• TESTO PROPOSTO:
##########

Sic et simpliciter
6 Giugno Giu 2012 0930 06 giugno 2012

Daniela Santanchè - Atto III

C'è chi come Francesco Tricarico si accontenta di una vita tranquilla e chi, nonostante sia stato letteralmente miracolato e abbia avuto la fortuna smisurata di poggiare le terga su una poltrona di prestigio, (come si dice a Roma) apre bocca pe daje fiato. La pasionaria Daniela Santanchè non riesce proprio a star zitta. Prima ci ha provato con la fantasiosa idea di candidarsi alla premiership del Pdl (servendo a Gasparri – su un piatto d'argento – un «si, e io ho deciso di candidarmi al governo del pianeta!»). Poi, rispondendo a una luciferina domanda di Affaritaliani.it circa la possibilità di approdare al Colle, da gran signora ha risposto: «A me la Madonna, il Quirinale e Gesù Bambino non interessano». E meno male, aggiungerei. Qualche giorno fa, dalle colonne de Il Giornale, ha dato il là agli italiani spingendoli a non pagar l'Imu, quando anche la stessa Lega sembrava aver messo da parte la battaglia sull'odiato balzello.

##########

Puoi proseguire il testo su Daniela Santanchè dal punto in cui si ferma? Il materiale qui sotto proviene da una fonte diversa dal testo.

##########

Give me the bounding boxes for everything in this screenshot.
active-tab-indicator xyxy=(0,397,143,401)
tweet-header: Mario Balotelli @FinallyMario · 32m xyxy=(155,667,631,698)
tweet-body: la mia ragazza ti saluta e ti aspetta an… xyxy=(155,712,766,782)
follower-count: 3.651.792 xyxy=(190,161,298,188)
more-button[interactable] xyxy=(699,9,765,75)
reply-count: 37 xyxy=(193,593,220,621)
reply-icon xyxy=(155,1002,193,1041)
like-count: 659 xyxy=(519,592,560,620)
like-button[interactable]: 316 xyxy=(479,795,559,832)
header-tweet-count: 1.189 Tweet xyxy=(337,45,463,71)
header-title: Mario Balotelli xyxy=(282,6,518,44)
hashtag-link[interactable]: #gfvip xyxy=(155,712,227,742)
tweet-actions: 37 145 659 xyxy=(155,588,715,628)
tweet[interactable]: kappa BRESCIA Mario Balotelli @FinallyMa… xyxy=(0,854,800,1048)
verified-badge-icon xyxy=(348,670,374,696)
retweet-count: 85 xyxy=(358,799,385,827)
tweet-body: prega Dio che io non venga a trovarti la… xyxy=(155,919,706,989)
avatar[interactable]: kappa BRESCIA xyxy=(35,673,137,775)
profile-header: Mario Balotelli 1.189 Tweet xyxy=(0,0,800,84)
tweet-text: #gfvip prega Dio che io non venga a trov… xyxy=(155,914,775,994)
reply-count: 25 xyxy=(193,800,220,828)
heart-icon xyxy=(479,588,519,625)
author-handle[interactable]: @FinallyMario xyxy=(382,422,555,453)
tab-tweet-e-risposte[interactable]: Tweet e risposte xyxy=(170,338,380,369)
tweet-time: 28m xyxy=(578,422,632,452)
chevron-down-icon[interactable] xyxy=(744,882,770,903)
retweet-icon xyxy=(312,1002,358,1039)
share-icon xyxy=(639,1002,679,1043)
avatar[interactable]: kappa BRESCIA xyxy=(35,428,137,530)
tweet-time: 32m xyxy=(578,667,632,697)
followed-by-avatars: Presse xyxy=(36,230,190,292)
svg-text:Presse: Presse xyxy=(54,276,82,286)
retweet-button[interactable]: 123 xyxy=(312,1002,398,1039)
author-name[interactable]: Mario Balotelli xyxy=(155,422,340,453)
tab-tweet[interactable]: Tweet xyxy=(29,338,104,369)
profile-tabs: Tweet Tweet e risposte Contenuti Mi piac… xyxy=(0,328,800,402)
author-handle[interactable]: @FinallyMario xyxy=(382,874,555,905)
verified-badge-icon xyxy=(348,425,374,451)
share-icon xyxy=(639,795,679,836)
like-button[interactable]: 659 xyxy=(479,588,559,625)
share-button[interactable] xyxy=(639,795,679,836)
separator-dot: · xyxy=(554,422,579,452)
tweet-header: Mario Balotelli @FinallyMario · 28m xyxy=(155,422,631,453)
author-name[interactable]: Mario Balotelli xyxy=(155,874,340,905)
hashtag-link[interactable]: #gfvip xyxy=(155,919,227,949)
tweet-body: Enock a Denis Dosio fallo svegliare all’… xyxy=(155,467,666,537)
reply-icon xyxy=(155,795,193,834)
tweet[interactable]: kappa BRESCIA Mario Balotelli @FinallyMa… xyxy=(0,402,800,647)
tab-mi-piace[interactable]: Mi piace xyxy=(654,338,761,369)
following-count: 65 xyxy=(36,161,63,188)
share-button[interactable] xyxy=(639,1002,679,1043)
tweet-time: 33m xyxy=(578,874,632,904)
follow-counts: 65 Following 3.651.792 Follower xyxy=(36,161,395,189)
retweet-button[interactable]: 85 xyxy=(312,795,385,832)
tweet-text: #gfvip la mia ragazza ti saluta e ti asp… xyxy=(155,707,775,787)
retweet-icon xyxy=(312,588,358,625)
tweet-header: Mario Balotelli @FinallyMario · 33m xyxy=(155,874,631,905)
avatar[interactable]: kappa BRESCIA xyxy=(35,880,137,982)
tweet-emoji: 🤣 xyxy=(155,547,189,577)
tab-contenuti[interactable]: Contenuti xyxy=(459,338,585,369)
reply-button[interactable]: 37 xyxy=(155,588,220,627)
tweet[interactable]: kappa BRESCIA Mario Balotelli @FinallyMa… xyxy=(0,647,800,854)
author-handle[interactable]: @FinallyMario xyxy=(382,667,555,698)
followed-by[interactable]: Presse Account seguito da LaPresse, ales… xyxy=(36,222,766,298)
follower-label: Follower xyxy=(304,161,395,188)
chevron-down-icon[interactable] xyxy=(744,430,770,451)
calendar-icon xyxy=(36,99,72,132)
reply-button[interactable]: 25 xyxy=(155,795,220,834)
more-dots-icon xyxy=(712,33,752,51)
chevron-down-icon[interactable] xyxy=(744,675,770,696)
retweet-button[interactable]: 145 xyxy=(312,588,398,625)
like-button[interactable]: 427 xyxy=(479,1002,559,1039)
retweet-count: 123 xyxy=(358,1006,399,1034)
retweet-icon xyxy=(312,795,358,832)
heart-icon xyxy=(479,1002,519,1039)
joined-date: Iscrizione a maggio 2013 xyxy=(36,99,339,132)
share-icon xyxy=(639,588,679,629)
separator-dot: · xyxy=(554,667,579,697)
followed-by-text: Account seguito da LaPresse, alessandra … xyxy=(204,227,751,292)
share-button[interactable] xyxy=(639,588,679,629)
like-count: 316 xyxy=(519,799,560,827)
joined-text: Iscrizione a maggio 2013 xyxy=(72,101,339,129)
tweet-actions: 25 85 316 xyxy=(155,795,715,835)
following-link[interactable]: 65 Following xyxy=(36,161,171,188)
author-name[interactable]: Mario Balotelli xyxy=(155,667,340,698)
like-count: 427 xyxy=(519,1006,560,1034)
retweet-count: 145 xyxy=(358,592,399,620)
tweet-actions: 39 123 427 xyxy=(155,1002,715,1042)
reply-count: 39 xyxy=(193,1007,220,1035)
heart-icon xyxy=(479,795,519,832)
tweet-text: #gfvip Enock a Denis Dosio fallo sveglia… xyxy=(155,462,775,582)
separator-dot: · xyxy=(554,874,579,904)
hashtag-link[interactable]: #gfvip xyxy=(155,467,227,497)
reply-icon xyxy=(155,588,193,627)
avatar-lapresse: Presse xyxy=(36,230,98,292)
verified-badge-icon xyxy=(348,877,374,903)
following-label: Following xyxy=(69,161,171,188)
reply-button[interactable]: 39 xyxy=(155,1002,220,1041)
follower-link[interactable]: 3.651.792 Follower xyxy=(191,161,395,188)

##########

• RISPOSTA:
Daniela Santanchè, nata Garnero, viene (inspiegabilmente) mandata dal suo partito nei talk show e nei salotti televisivi(anche in prima serata). E urla, strilla, sbraita, si incazza e alza (elegantemente, of course) il dito medio ingioiellato.
Last but not least il cinguettio di ieri: «Iniziamo una battaglia popolare e democratica per riprenderci la nostra sovranità: per l'Italia devono decidere gli italiani». Con tanto di hashtag coniato appositamente per l'occasione: #referendumeuro.

Niente di nuovo, dunque, da annotare sul taccuino degli inediti, solo l'ennesima figuraccia.